_Problem requirements:_ Would you restate all the data that follows, word for word?

_Input for this task:_
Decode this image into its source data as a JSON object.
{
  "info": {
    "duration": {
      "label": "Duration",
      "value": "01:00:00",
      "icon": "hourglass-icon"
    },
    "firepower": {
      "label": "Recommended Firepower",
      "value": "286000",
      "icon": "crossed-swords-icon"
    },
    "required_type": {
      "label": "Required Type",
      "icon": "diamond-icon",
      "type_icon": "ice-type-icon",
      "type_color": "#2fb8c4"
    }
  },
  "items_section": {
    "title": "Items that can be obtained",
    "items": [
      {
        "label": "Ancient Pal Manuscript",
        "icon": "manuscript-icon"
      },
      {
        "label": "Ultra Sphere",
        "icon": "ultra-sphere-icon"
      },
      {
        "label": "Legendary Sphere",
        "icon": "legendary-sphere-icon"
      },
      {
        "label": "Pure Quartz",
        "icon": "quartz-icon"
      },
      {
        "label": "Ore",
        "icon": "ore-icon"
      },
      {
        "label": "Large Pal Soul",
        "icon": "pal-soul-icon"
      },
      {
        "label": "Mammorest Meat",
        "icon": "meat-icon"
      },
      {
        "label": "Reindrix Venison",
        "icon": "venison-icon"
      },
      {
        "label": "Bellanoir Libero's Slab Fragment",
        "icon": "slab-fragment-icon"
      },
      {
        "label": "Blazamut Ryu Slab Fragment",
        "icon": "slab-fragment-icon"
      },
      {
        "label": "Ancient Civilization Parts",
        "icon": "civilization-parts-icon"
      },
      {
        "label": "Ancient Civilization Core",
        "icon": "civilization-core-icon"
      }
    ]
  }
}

_Task solution:_
Decode this image into its source data as a JSON object.
{
  "info": {
    "duration": {
      "label": "Duration",
      "value": "01:00:00",
      "icon": "hourglass-icon"
    },
    "firepower": {
      "label": "Recommended Firepower",
      "value": "286000",
      "icon": "crossed-swords-icon"
    },
    "required_type": {
      "label": "Required Type",
      "icon": "diamond-icon",
      "type_icon": "ice-type-icon",
      "type_color": "#2fb8c4"
    }
  },
  "items_section": {
    "title": "Items that can be obtained",
    "items": [
      {
        "label": "Ancient Pal Manuscript",
        "icon": "manuscript-icon"
      },
      {
        "label": "Ultra Sphere",
        "icon": "ultra-sphere-icon"
      },
      {
        "label": "Legendary Sphere",
        "icon": "legendary-sphere-icon"
      },
      {
        "label": "Pure Quartz",
        "icon": "quartz-icon"
      },
      {
        "label": "Ore",
        "icon": "ore-icon"
      },
      {
        "label": "Large Pal Soul",
        "icon": "pal-soul-icon"
      },
      {
        "label": "Mammorest Meat",
        "icon": "meat-icon"
      },
      {
        "label": "Reindrix Venison",
        "icon": "venison-icon"
      },
      {
        "label": "Bellanoir Libero's Slab Fragment",
        "icon": "slab-fragment-icon"
      },
      {
        "label": "Blazamut Ryu Slab Fragment",
        "icon": "slab-fragment-icon"
      },
      {
        "label": "Ancient Civilization Parts",
        "icon": "civilization-parts-icon"
      },
      {
        "label": "Ancient Civilization Core",
        "icon": "civilization-core-icon"
      }
    ]
  }
}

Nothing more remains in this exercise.